Provided passage:

start

I am currently in Nahualá in the western highlands of Mayan Guatemala filming a documentary on the region, Unrecorded Spirits: Life in Mayan Guatemala. Since 2005 I have worked on health research and intervention projects focused on alcohol abuse and domestic violence. I am making this film partly due to the inherent lack of context in academic research, which also generally only produces articles that most can't or won't read. I aim to convey an experience that is complex, in a manner that can be accessed by more than a few. An example of dismissed context and simplification comes to mind with the concept of the "end of the world" pertaining to the end of the Mayan calendar. I find the sensationalized subject to demean the experience of the people here, many of whom experience a world that is swarmed by daily threats of an end that is very real.

end

Recorded information:

start

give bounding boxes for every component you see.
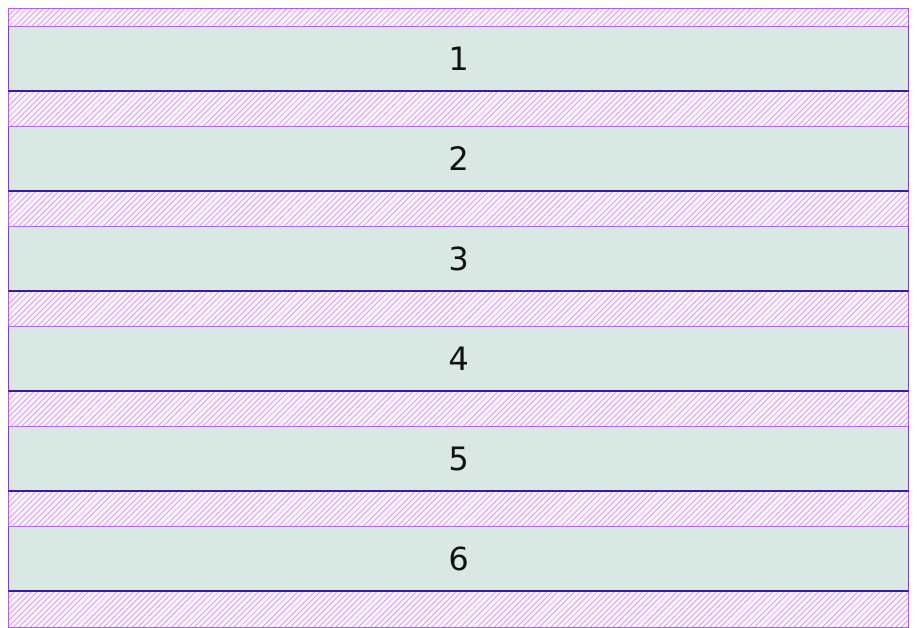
grid-item-label: 5 (448, 439, 469, 478)
grid-item-label: 4 (448, 339, 469, 378)
grid-item-label: 3 (448, 239, 469, 278)
grid-item-label: 2 (448, 139, 469, 178)
grid-item-label: 1 (448, 39, 469, 78)
grid-container: 1 2 3 4 5 6 (8, 8, 909, 628)
grid-item-label: 6 (448, 539, 469, 578)
grid-item: 4 (8, 326, 909, 392)
grid-item: 3 (8, 226, 909, 292)
grid-item: 2 (8, 126, 909, 192)
grid-item: 1 (8, 26, 909, 92)
grid-item: 6 (8, 526, 909, 592)
grid-item: 5 (8, 426, 909, 492)
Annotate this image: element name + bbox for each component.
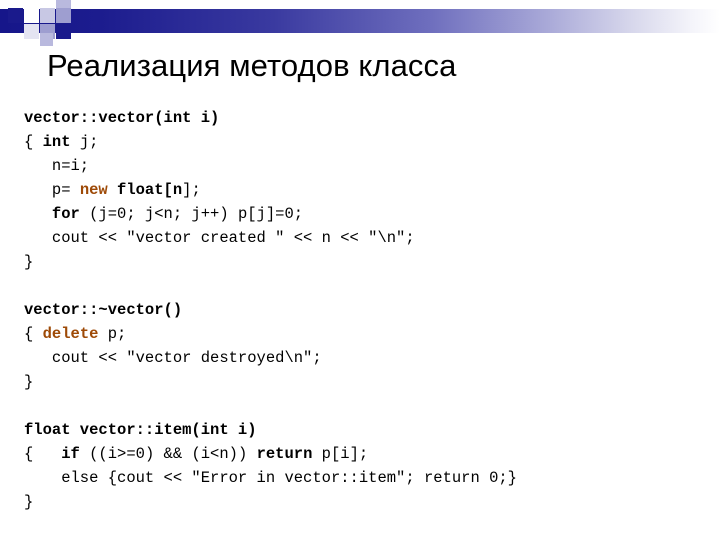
code-line: }	[24, 370, 704, 394]
slide-header-decoration	[0, 0, 720, 46]
code-keyword: delete	[42, 325, 99, 343]
code-token: cout << "vector destroyed\n";	[24, 349, 322, 367]
code-token: p[i];	[312, 445, 369, 463]
deco-square	[40, 8, 55, 23]
deco-square	[56, 8, 71, 23]
code-token: cout << "vector created " << n << "\n";	[24, 229, 415, 247]
deco-square	[8, 8, 23, 23]
deco-square	[40, 33, 53, 46]
deco-square	[24, 8, 39, 23]
code-line: }	[24, 490, 704, 514]
code-token: ((i>=0) && (i<n))	[79, 445, 257, 463]
code-line: n=i;	[24, 154, 704, 178]
code-line: cout << "vector destroyed\n";	[24, 346, 704, 370]
code-line: cout << "vector created " << n << "\n";	[24, 226, 704, 250]
code-token: p=	[24, 181, 80, 199]
deco-square	[56, 24, 71, 39]
code-bold-token: if	[61, 445, 80, 463]
code-bold-token: return	[256, 445, 313, 463]
code-line: for (j=0; j<n; j++) p[j]=0;	[24, 202, 704, 226]
code-bold-token: vector::vector(int i)	[24, 109, 220, 127]
code-bold-token: float[n	[107, 181, 183, 199]
code-token: {	[24, 445, 62, 463]
code-line: p= new float[n];	[24, 178, 704, 202]
code-bold-token: vector::~vector()	[24, 301, 183, 319]
code-token: {	[24, 133, 43, 151]
code-keyword: new	[79, 181, 108, 199]
code-token: (j=0; j<n; j++) p[j]=0;	[79, 205, 304, 223]
code-line: { int j;	[24, 130, 704, 154]
code-line: }	[24, 250, 704, 274]
code-token: ];	[182, 181, 201, 199]
code-bold-token: for	[51, 205, 80, 223]
page-title: Реализация методов класса	[47, 48, 457, 83]
code-token: }	[24, 493, 34, 511]
code-token: p;	[98, 325, 127, 343]
code-token: j;	[70, 133, 99, 151]
code-line: else {cout << "Error in vector::item"; r…	[24, 466, 704, 490]
code-bold-token: int	[42, 133, 71, 151]
code-line: float vector::item(int i)	[24, 418, 704, 442]
code-token: else {cout << "Error in vector::item"; r…	[24, 469, 517, 487]
code-token: }	[24, 373, 34, 391]
deco-square	[24, 24, 39, 39]
code-line: { delete p;	[24, 322, 704, 346]
code-token: n=i;	[24, 157, 90, 175]
code-token: {	[24, 325, 43, 343]
code-line: { if ((i>=0) && (i<n)) return p[i];	[24, 442, 704, 466]
code-line: vector::~vector()	[24, 298, 704, 322]
code-token: }	[24, 253, 34, 271]
header-gradient-bar	[0, 9, 720, 33]
code-line: vector::vector(int i)	[24, 106, 704, 130]
code-bold-token: float vector::item(int i)	[24, 421, 257, 439]
code-listing: vector::vector(int i){ int j; n=i; p= ne…	[24, 106, 704, 514]
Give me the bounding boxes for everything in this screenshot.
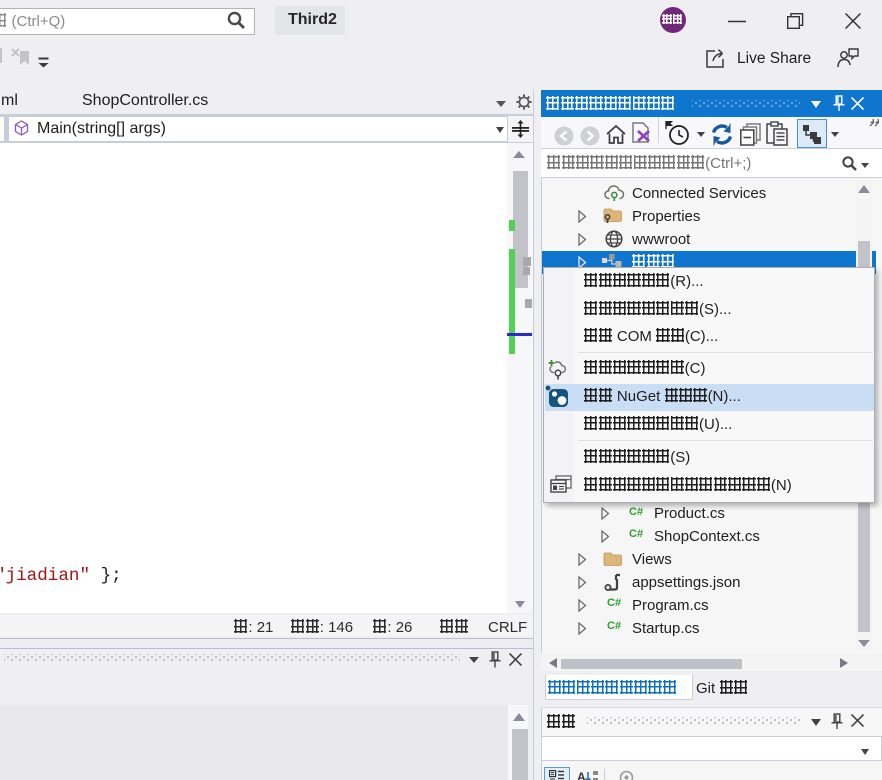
svg-text:A: A (577, 770, 586, 780)
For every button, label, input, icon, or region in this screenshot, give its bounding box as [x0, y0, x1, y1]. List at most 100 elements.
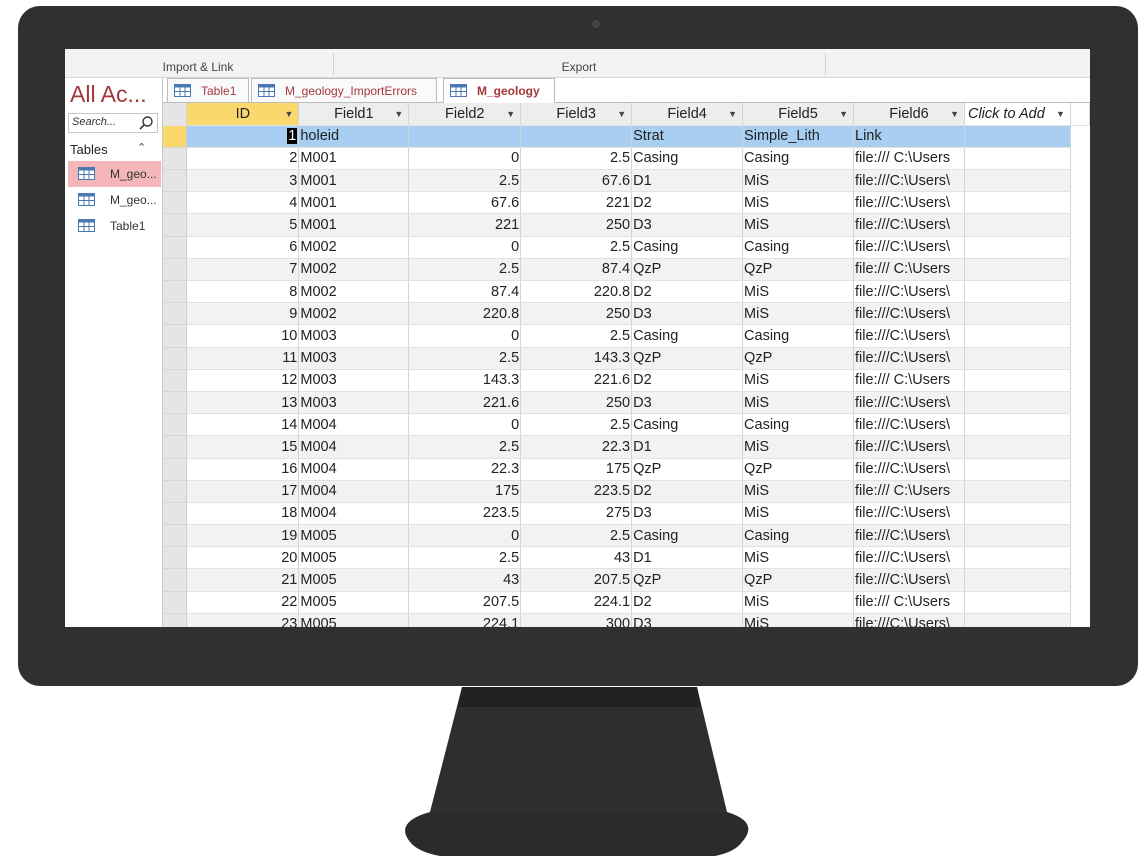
table-cell[interactable]: M001: [298, 169, 410, 193]
table-cell[interactable]: M002: [298, 236, 410, 259]
table-row[interactable]: 21 M005 43 207.5 QzP QzP file:///C:\Users\: [163, 568, 1090, 592]
table-cell-click-to-add[interactable]: [964, 324, 1071, 348]
table-cell[interactable]: 250: [520, 302, 633, 326]
table-cell[interactable]: 221: [520, 191, 633, 215]
table-cell[interactable]: M001: [298, 147, 410, 171]
table-cell[interactable]: file:///C:\Users\: [853, 169, 965, 193]
table-cell[interactable]: 207.5: [520, 568, 633, 592]
table-row[interactable]: 11 M003 2.5 143.3 QzP QzP file:///C:\Users\: [163, 347, 1090, 370]
table-cell[interactable]: 2.5: [408, 347, 522, 370]
row-selector[interactable]: [163, 613, 188, 627]
table-cell[interactable]: file:///C:\Users\: [853, 458, 965, 481]
table-cell[interactable]: 207.5: [408, 591, 522, 614]
filter-dropdown-icon[interactable]: ▼: [506, 109, 515, 119]
table-cell[interactable]: Casing: [631, 147, 744, 171]
table-cell[interactable]: MiS: [742, 191, 854, 215]
table-cell[interactable]: 9: [186, 302, 300, 326]
table-cell[interactable]: file:/// C:\Users: [853, 369, 965, 392]
filter-dropdown-icon[interactable]: ▼: [728, 109, 737, 119]
filter-dropdown-icon[interactable]: ▼: [394, 109, 403, 119]
table-row[interactable]: 10 M003 0 2.5 Casing Casing file:///C:\Users\: [163, 324, 1090, 348]
row-selector[interactable]: [163, 458, 188, 481]
table-cell[interactable]: M003: [298, 391, 410, 415]
nav-pane-title[interactable]: All Ac...: [70, 81, 147, 108]
tab-m-geology-importerrors[interactable]: M_geology_ImportErrors: [251, 78, 437, 102]
table-cell[interactable]: 3: [186, 169, 300, 193]
row-selector[interactable]: [163, 369, 188, 392]
table-cell[interactable]: 13: [186, 391, 300, 415]
collapse-chevron-icon[interactable]: ⌃: [137, 141, 146, 154]
table-row[interactable]: 17 M004 175 223.5 D2 MiS file:/// C:\Users: [163, 480, 1090, 503]
table-cell[interactable]: D3: [631, 613, 744, 627]
table-cell[interactable]: Simple_Lith: [742, 125, 854, 148]
table-cell[interactable]: [520, 125, 633, 148]
table-cell[interactable]: file:/// C:\Users: [853, 147, 965, 171]
table-cell[interactable]: M002: [298, 258, 410, 282]
row-selector[interactable]: [163, 524, 188, 548]
table-cell[interactable]: D1: [631, 169, 744, 193]
table-cell[interactable]: 2.5: [408, 169, 522, 193]
table-cell[interactable]: 67.6: [408, 191, 522, 215]
table-cell[interactable]: M004: [298, 435, 410, 459]
table-cell[interactable]: 11: [186, 347, 300, 370]
table-row[interactable]: 16 M004 22.3 175 QzP QzP file:///C:\Users\: [163, 458, 1090, 481]
table-cell[interactable]: 175: [520, 458, 633, 481]
column-header-id[interactable]: ID ▼: [186, 103, 300, 126]
table-cell[interactable]: 2.5: [520, 236, 633, 259]
table-cell[interactable]: [408, 125, 522, 148]
row-selector[interactable]: [163, 480, 188, 503]
row-selector[interactable]: [163, 546, 188, 570]
table-cell-click-to-add[interactable]: [964, 369, 1071, 392]
table-cell[interactable]: 23: [186, 613, 300, 627]
table-cell[interactable]: 16: [186, 458, 300, 481]
table-row[interactable]: 20 M005 2.5 43 D1 MiS file:///C:\Users\: [163, 546, 1090, 570]
table-cell[interactable]: file:/// C:\Users: [853, 591, 965, 614]
table-row[interactable]: 12 M003 143.3 221.6 D2 MiS file:/// C:\Users: [163, 369, 1090, 392]
table-cell[interactable]: M005: [298, 568, 410, 592]
table-cell[interactable]: 1: [186, 125, 300, 148]
column-header-field5[interactable]: Field5 ▼: [742, 103, 854, 126]
table-cell[interactable]: MiS: [742, 391, 854, 415]
table-cell-click-to-add[interactable]: [964, 147, 1071, 171]
table-cell-click-to-add[interactable]: [964, 435, 1071, 459]
table-cell[interactable]: QzP: [631, 347, 744, 370]
row-selector[interactable]: [163, 413, 188, 437]
table-cell[interactable]: 0: [408, 236, 522, 259]
table-cell[interactable]: 221.6: [408, 391, 522, 415]
column-header-field1[interactable]: Field1 ▼: [298, 103, 410, 126]
table-cell[interactable]: D1: [631, 435, 744, 459]
table-cell[interactable]: file:/// C:\Users: [853, 480, 965, 503]
table-cell[interactable]: file:///C:\Users\: [853, 435, 965, 459]
table-cell-click-to-add[interactable]: [964, 546, 1071, 570]
table-cell[interactable]: 7: [186, 258, 300, 282]
table-cell[interactable]: 221.6: [520, 369, 633, 392]
column-header-field4[interactable]: Field4 ▼: [631, 103, 744, 126]
table-row[interactable]: 7 M002 2.5 87.4 QzP QzP file:/// C:\Users: [163, 258, 1090, 282]
nav-search-input[interactable]: Search...: [72, 116, 116, 128]
table-cell[interactable]: 6: [186, 236, 300, 259]
table-cell[interactable]: D2: [631, 280, 744, 304]
table-cell[interactable]: 2.5: [408, 258, 522, 282]
column-header-field3[interactable]: Field3 ▼: [520, 103, 633, 126]
table-cell[interactable]: 5: [186, 213, 300, 237]
table-cell[interactable]: MiS: [742, 302, 854, 326]
row-selector[interactable]: [163, 502, 188, 526]
row-selector[interactable]: [163, 435, 188, 459]
search-icon[interactable]: [138, 115, 154, 131]
filter-dropdown-icon[interactable]: ▼: [617, 109, 626, 119]
tab-table1[interactable]: Table1: [167, 78, 249, 102]
table-cell[interactable]: file:///C:\Users\: [853, 302, 965, 326]
table-cell[interactable]: 0: [408, 524, 522, 548]
table-cell[interactable]: 250: [520, 391, 633, 415]
table-cell-click-to-add[interactable]: [964, 524, 1071, 548]
table-cell[interactable]: D3: [631, 213, 744, 237]
table-cell[interactable]: M001: [298, 191, 410, 215]
table-cell[interactable]: 0: [408, 324, 522, 348]
filter-dropdown-icon[interactable]: ▼: [839, 109, 848, 119]
table-cell[interactable]: MiS: [742, 591, 854, 614]
table-cell[interactable]: D2: [631, 369, 744, 392]
table-cell[interactable]: M002: [298, 302, 410, 326]
table-cell[interactable]: 175: [408, 480, 522, 503]
row-selector[interactable]: [163, 591, 188, 614]
table-row[interactable]: 5 M001 221 250 D3 MiS file:///C:\Users\: [163, 213, 1090, 237]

end

List of tasks:
a) In the passage about the Nahualá documentary, since what year has the writer worked on health research and intervention projects?
b) Write a continuation of the passage about the Nahualá documentary, starting right after its last sentence.
The records have no connection to the passage about the Nahualá documentary.

Set of answers:
a) Since 2005.

b)
Recently I asked a nun about the sexual abuse of women. Her eyes lit up, as she was overwhelmed by the amount that existed and had too many stories and not enough breath to tell them. The answer was resounding: It's everywhere, all the time. To dispel with hyperbole, this is not rape happening around every corner. This is a systemic form of violence that poses very real threats, with very little possibility of recourse.
The first example she gave was of a young mother who was abandoned by her husband, a too-common occurrence that can greatly exasperate family welfare needs. This woman ventured to another town in search of work and stayed with an aunt. This aunt kept boarders, and while this young woman spent the night, the aunt sold her niece's rights to one of the boarders and allowed him to rape her. This rape resulted in a pregnancy and a second young child for this single mother.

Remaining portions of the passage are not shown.